◆ **Written request a**:
In the forum thread, change "Private Messaging" to "Direct Messaging" in the passage starting at "Laowei, you do" and ending at "other privileged system?", and write out the revised passage.

◆ **Extract provided**:
# For the mods



## Guest (Feb 24, 2013)

Have i been banned for some reason as my account has dissapeared and i cant reply to any post, very strange. Thought i have alwayd been thoroughly helpful 

- Laowei


----------



## xabiaxica (Jun 23, 2009)

dubaisaddler said:


> Have i been banned for some reason as my account has dissapeared and i cant reply to any post, very strange. Thought i have alwayd been thoroughly helpful
> 
> - Laowei


as far as I can see your account as* Laowei * is still active - use the CONTACT link at the top to contact admin & ask there

this is beyond the powers of us mere mods


----------



## Guest (Feb 24, 2013)

xabiachica said:


> as far as I can see your account as* Laowei * is still active - use the CONTACT link at the top to contact admin & ask there
> 
> this is beyond the powers of us mere mods


Have done thanks, fyi this is the message ive got.

Laowei, you do not have permission to access this page. This could be due to one of several reasons:

You are still a junior member that has made less than 5 posts on the site. There are some restrictions placed on new member accounts such not being able to post links, not having a profile page, not being able to use the Private Messaging facility. After you have made 5 posts we will look at upgrading your account to an Active Member status when all the restrictions will be lifted. 
Your user account may not have sufficient privileges to access this page. Are you trying to edit someone else's post, access administrative features or some other privileged system? 
If you are trying to post, the administrator may have disabled your account, or it may be awaiting activation.


----------



## expatforum - rules (Apr 6, 2007)

◆ **Given records**:
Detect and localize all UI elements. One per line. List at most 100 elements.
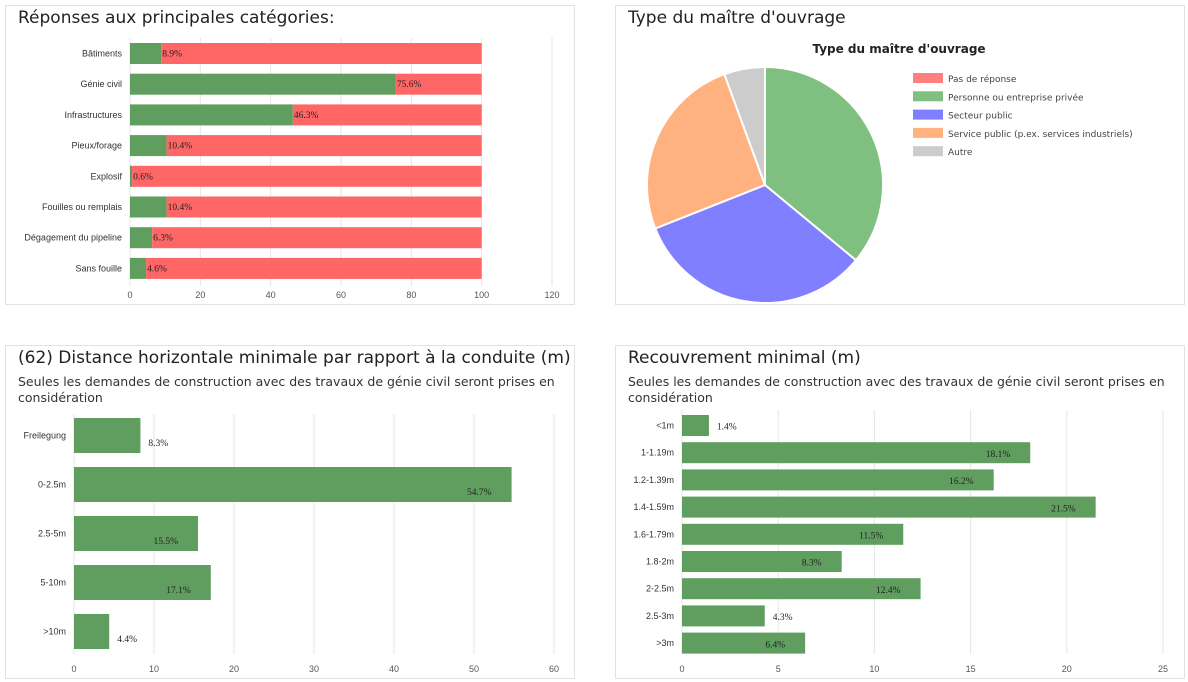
panel-categories: Réponses aux principales catégories: 0 20… — [5, 5, 575, 305]
category-label: Pieux/forage — [71, 141, 122, 151]
category-label: >10m — [43, 627, 66, 637]
bar-answered — [130, 104, 293, 126]
bar — [74, 467, 512, 502]
bar-remaining — [161, 43, 482, 64]
legend-label: Autre — [948, 148, 973, 158]
bar — [74, 418, 141, 453]
category-label: 2-2.5m — [646, 584, 674, 594]
data-label: 18.1% — [986, 450, 1011, 460]
x-tick-label: 5 — [776, 664, 781, 674]
category-label: Fouilles ou remplais — [42, 202, 123, 212]
category-label: 1.2-1.39m — [633, 475, 674, 485]
data-label: 10.4% — [168, 142, 193, 152]
pie-slice — [653, 183, 858, 304]
panel-title: Réponses aux principales catégories: — [18, 8, 335, 28]
x-tick-label: 60 — [336, 290, 346, 300]
legend-label: Service public (p.ex. services industrie… — [948, 130, 1133, 140]
panel-title: (62) Distance horizontale minimale par r… — [18, 348, 571, 368]
legend-swatch — [913, 127, 943, 138]
categories-chart: 0 20 40 60 80 100 120 Bâtiments 8.9% Génie civil 7… — [24, 38, 560, 300]
data-label: 6.4% — [765, 640, 785, 650]
data-label: 0.6% — [133, 172, 153, 182]
data-label: 4.4% — [117, 635, 137, 645]
data-label: 1.4% — [717, 423, 737, 433]
category-label: 5-10m — [40, 578, 66, 588]
bar — [682, 551, 842, 572]
panel-title: Recouvrement minimal (m) — [628, 348, 861, 368]
pie-slice — [723, 65, 766, 186]
x-tick-label: 10 — [869, 664, 879, 674]
data-label: 6.3% — [153, 234, 173, 244]
category-label: 1.4-1.59m — [633, 502, 674, 512]
x-tick-label: 50 — [469, 664, 479, 674]
x-tick-label: 120 — [544, 290, 559, 300]
category-label: 0-2.5m — [38, 480, 66, 490]
bar — [682, 578, 921, 600]
data-label: 54.7% — [467, 488, 492, 498]
data-label: 11.5% — [859, 532, 883, 542]
category-label: 2.5-5m — [38, 529, 66, 539]
category-label: Explosif — [90, 171, 122, 181]
x-tick-label: 40 — [389, 664, 399, 674]
data-label: 4.3% — [773, 613, 793, 623]
bar-remaining — [292, 104, 482, 126]
cover-chart: 0 5 10 15 20 25 <1m 1.4% 1-1.19m 18.1% 1.2-1.39m 16… — [633, 410, 1168, 674]
bar — [74, 565, 211, 600]
x-tick-label: 0 — [127, 290, 132, 300]
distance-chart: 0 10 20 30 40 50 60 Freilegung 8.3% 0-2.5m 54.7% 2.… — [23, 414, 559, 674]
panel-distance: (62) Distance horizontale minimale par r… — [5, 345, 575, 679]
panel-title: Type du maître d'ouvrage — [628, 8, 846, 28]
data-label: 15.5% — [153, 537, 178, 547]
bar-remaining — [166, 135, 482, 157]
category-label: 1.8-2m — [646, 557, 674, 567]
legend-swatch — [913, 73, 943, 83]
category-label: 1-1.19m — [641, 448, 674, 458]
bar — [74, 614, 110, 649]
data-label: 46.3% — [294, 111, 319, 121]
category-label: 1.6-1.79m — [633, 529, 674, 539]
pie-slice — [764, 65, 884, 262]
x-tick-label: 0 — [71, 664, 76, 674]
panel-owner-type: Type du maître d'ouvrage Type du maître … — [615, 5, 1185, 305]
data-label: 10.4% — [168, 203, 193, 213]
x-tick-label: 20 — [195, 290, 205, 300]
bar — [682, 469, 994, 491]
bar — [682, 523, 904, 545]
bar — [74, 516, 198, 551]
bar-answered — [130, 227, 153, 249]
category-label: Bâtiments — [82, 49, 123, 59]
data-label: 4.6% — [147, 264, 167, 274]
x-tick-label: 80 — [406, 290, 416, 300]
panel-subtitle: Seules les demandes de construction avec… — [18, 374, 555, 405]
bar-answered — [130, 73, 396, 95]
pie-slice — [646, 72, 767, 230]
bar-remaining — [146, 257, 482, 279]
legend-label: Pas de réponse — [948, 74, 1017, 85]
bar-remaining — [132, 165, 482, 187]
bar-answered — [130, 196, 167, 218]
category-label: >3m — [656, 638, 674, 648]
panel-subtitle: Seules les demandes de construction avec… — [628, 374, 1165, 405]
data-label: 12.4% — [876, 586, 901, 596]
data-label: 8.3% — [802, 559, 822, 569]
x-tick-label: 60 — [549, 664, 559, 674]
x-tick-label: 30 — [309, 664, 319, 674]
bar-answered — [130, 43, 162, 64]
bar — [682, 632, 806, 654]
x-tick-label: 0 — [679, 664, 684, 674]
bar-remaining — [395, 73, 482, 95]
category-label: Infrastructures — [64, 110, 122, 120]
legend-swatch — [913, 91, 943, 102]
bar — [682, 442, 1031, 464]
panel-cover: Recouvrement minimal (m) Seules les dema… — [615, 345, 1185, 679]
data-label: 17.1% — [166, 586, 191, 596]
category-label: <1m — [656, 421, 674, 431]
x-tick-label: 25 — [1158, 664, 1168, 674]
category-label: Freilegung — [23, 431, 66, 441]
legend-label: Personne ou entreprise privée — [948, 92, 1084, 103]
category-label: Génie civil — [80, 79, 122, 89]
category-label: Dégagement du pipeline — [24, 233, 122, 243]
x-tick-label: 40 — [266, 290, 276, 300]
x-tick-label: 20 — [229, 664, 239, 674]
legend-label: Secteur public — [948, 112, 1013, 122]
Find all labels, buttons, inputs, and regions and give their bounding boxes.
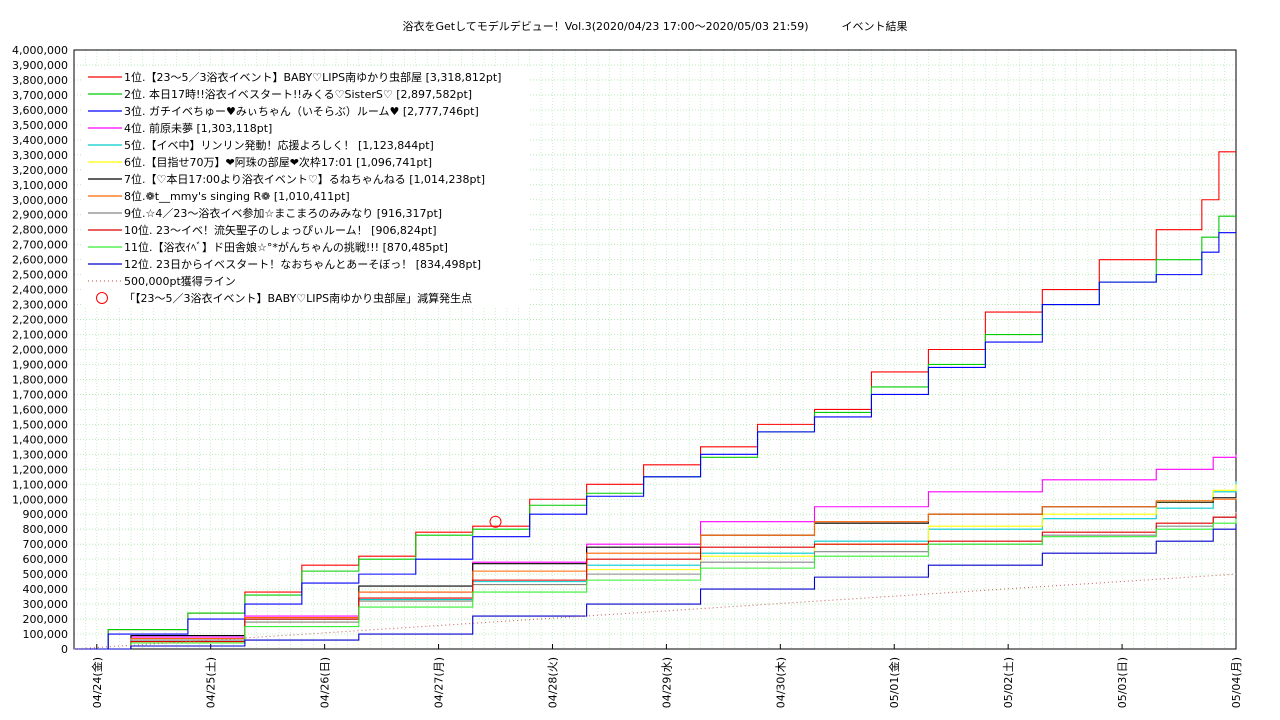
- y-tick-label: 3,000,000: [12, 194, 68, 207]
- legend-label: 5位.【イベ中】リンリン発動！応援よろしく！ [1,123,844pt]: [124, 138, 434, 152]
- legend-label: 1位.【23〜5／3浴衣イベント】BABY♡LIPS南ゆかり虫部屋 [3,318…: [124, 70, 501, 84]
- legend-marker: [96, 292, 108, 304]
- x-tick-label: 05/02(土): [1002, 657, 1015, 708]
- y-tick-label: 2,700,000: [12, 239, 68, 252]
- legend-label: 「【23〜5／3浴衣イベント】BABY♡LIPS南ゆかり虫部屋」減算発生点: [124, 291, 472, 305]
- y-tick-label: 1,300,000: [12, 448, 68, 461]
- y-tick-label: 3,100,000: [12, 179, 68, 192]
- x-tick-labels: 04/24(金) 04/25(土) 04/26(日) 04/27(月) 04/28(火)…: [90, 657, 1243, 708]
- y-tick-label: 1,700,000: [12, 388, 68, 401]
- x-tick-label: 05/04(月): [1230, 657, 1243, 708]
- legend-label: 6位.【目指せ70万】❤阿珠の部屋❤次枠17:01 [1,096,741pt]: [124, 155, 432, 169]
- y-tick-label: 2,400,000: [12, 284, 68, 297]
- legend-label: 9位.☆4／23〜浴衣イベ参加☆まこまろのみみなり [916,317pt]: [124, 206, 442, 220]
- chart-title: 浴衣をGetしてモデルデビュー！Vol.3(2020/04/23 17:00〜2…: [402, 19, 907, 33]
- y-tick-label: 100,000: [23, 628, 69, 641]
- y-tick-label: 2,900,000: [12, 209, 68, 222]
- series-line-8: [74, 497, 1237, 650]
- x-tick-label: 04/27(月): [433, 657, 446, 708]
- y-tick-labels: 0 100,000 200,000 300,000 400,000 500,000 600,…: [12, 44, 68, 656]
- legend-label: 500,000pt獲得ライン: [124, 275, 236, 288]
- x-tick-label: 05/01(金): [887, 657, 901, 708]
- y-tick-label: 600,000: [23, 553, 69, 566]
- y-tick-label: 1,800,000: [12, 373, 68, 386]
- y-tick-label: 900,000: [23, 508, 69, 521]
- plot-frame: [73, 49, 1237, 650]
- x-tick-label: 04/30(木): [774, 657, 787, 708]
- y-tick-label: 1,100,000: [12, 478, 68, 491]
- x-tick-label: 04/29(水): [660, 657, 673, 708]
- axes: [73, 49, 1237, 650]
- legend-label: 7位.【♡本日17:00より浴衣イベント♡】るねちゃんねる [1,014,238…: [124, 172, 485, 186]
- y-tick-label: 1,200,000: [12, 463, 68, 476]
- y-tick-label: 3,300,000: [12, 149, 68, 162]
- y-tick-label: 1,900,000: [12, 358, 68, 371]
- legend-label: 12位. 23日からイベスタート！なおちゃんとあーそぼっ！ [834,498pt…: [124, 257, 481, 271]
- y-tick-label: 1,500,000: [12, 418, 68, 431]
- legend: 1位.【23〜5／3浴衣イベント】BABY♡LIPS南ゆかり虫部屋 [3,318…: [82, 66, 530, 306]
- y-tick-label: 800,000: [23, 523, 69, 536]
- y-tick-label: 400,000: [23, 583, 69, 596]
- y-tick-label: 200,000: [23, 613, 69, 626]
- legend-label: 10位. 23〜イベ！流矢聖子のしょっぴぃルーム！ [906,824pt]: [124, 223, 437, 237]
- series-line-12: [74, 524, 1237, 650]
- y-tick-label: 1,600,000: [12, 403, 68, 416]
- y-tick-label: 4,000,000: [12, 44, 68, 57]
- y-tick-label: 700,000: [23, 538, 69, 551]
- reduction-point-marker: [489, 515, 502, 528]
- y-tick-label: 2,100,000: [12, 329, 68, 342]
- y-tick-label: 300,000: [23, 598, 69, 611]
- y-tick-label: 2,600,000: [12, 254, 68, 267]
- y-tick-label: 500,000: [23, 568, 69, 581]
- legend-label: 4位. 前原未夢 [1,303,118pt]: [124, 121, 272, 135]
- legend-label: 8位.❁t__mmy's singing R❁ [1,010,411pt]: [124, 189, 350, 203]
- series-line-10: [74, 513, 1237, 650]
- y-tick-label: 0: [61, 643, 68, 656]
- y-tick-label: 2,300,000: [12, 299, 68, 312]
- annotations: [489, 515, 502, 528]
- x-tick-label: 04/28(火): [546, 657, 559, 708]
- y-tick-label: 1,000,000: [12, 493, 68, 506]
- legend-background: [82, 66, 530, 306]
- legend-label: 2位. 本日17時!!浴衣イベスタート!!みくる♡SisterS♡ [2,897…: [124, 87, 472, 101]
- y-tick-label: 2,500,000: [12, 269, 68, 282]
- y-tick-label: 3,500,000: [12, 119, 68, 132]
- x-tick-label: 04/24(金): [90, 657, 104, 708]
- series-line-3: [74, 232, 1236, 650]
- series-lines: [73, 151, 1237, 650]
- y-tick-label: 3,700,000: [12, 89, 68, 102]
- x-tick-label: 04/26(日): [319, 657, 332, 708]
- series-line-4: [74, 454, 1237, 650]
- series-line-11: [74, 518, 1237, 650]
- x-tick-label: 05/03(日): [1116, 657, 1129, 708]
- y-tick-label: 1,400,000: [12, 433, 68, 446]
- x-tick-label: 04/25(土): [205, 657, 218, 708]
- y-tick-label: 2,000,000: [12, 344, 68, 357]
- y-tick-label: 2,800,000: [12, 224, 68, 237]
- y-tick-label: 3,600,000: [12, 104, 68, 117]
- y-tick-label: 2,200,000: [12, 314, 68, 327]
- y-tick-label: 3,900,000: [12, 59, 68, 72]
- legend-label: 3位. ガチイベちゅー♥みぃちゃん（いそらぶ）ルーム♥ [2,777,746pt…: [124, 104, 479, 118]
- y-tick-label: 3,200,000: [12, 164, 68, 177]
- y-tick-label: 3,800,000: [12, 74, 68, 87]
- y-tick-label: 3,400,000: [12, 134, 68, 147]
- legend-label: 11位.【浴衣ｲﾍﾞ】ド田舎娘☆°*がんちゃんの挑戦!!! [870,485pt…: [124, 240, 448, 254]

◆ **Written request b**:
Output the lines of the entries starting at the line that contains "panel-categories: Réponses aux" and ending at the line that contains "category-label: Fouilles ou", both included and unchanged.

◆ **Complete answer a**:
Laowei, you do not have permission to access this page. This could be due to one of several reasons:

You are still a junior member that has made less than 5 posts on the site. There are some restrictions placed on new member accounts such not being able to post links, not having a profile page, not being able to use the Direct Messaging facility. After you have made 5 posts we will look at upgrading your account to an Active Member status when all the restrictions will be lifted. 
Your user account may not have sufficient privileges to access this page. Are you trying to edit someone else's post, access administrative features or some other privileged system?

◆ **Complete answer b**:
panel-categories: Réponses aux principales catégories: 0 20… — [5, 5, 575, 305]
category-label: Pieux/forage — [71, 141, 122, 151]
category-label: >10m — [43, 627, 66, 637]
bar-answered — [130, 104, 293, 126]
bar — [74, 467, 512, 502]
bar-remaining — [161, 43, 482, 64]
legend-label: Autre — [948, 148, 973, 158]
bar — [74, 418, 141, 453]
category-label: 2-2.5m — [646, 584, 674, 594]
data-label: 18.1% — [986, 450, 1011, 460]
x-tick-label: 5 — [776, 664, 781, 674]
category-label: Fouilles ou remplais — [42, 202, 123, 212]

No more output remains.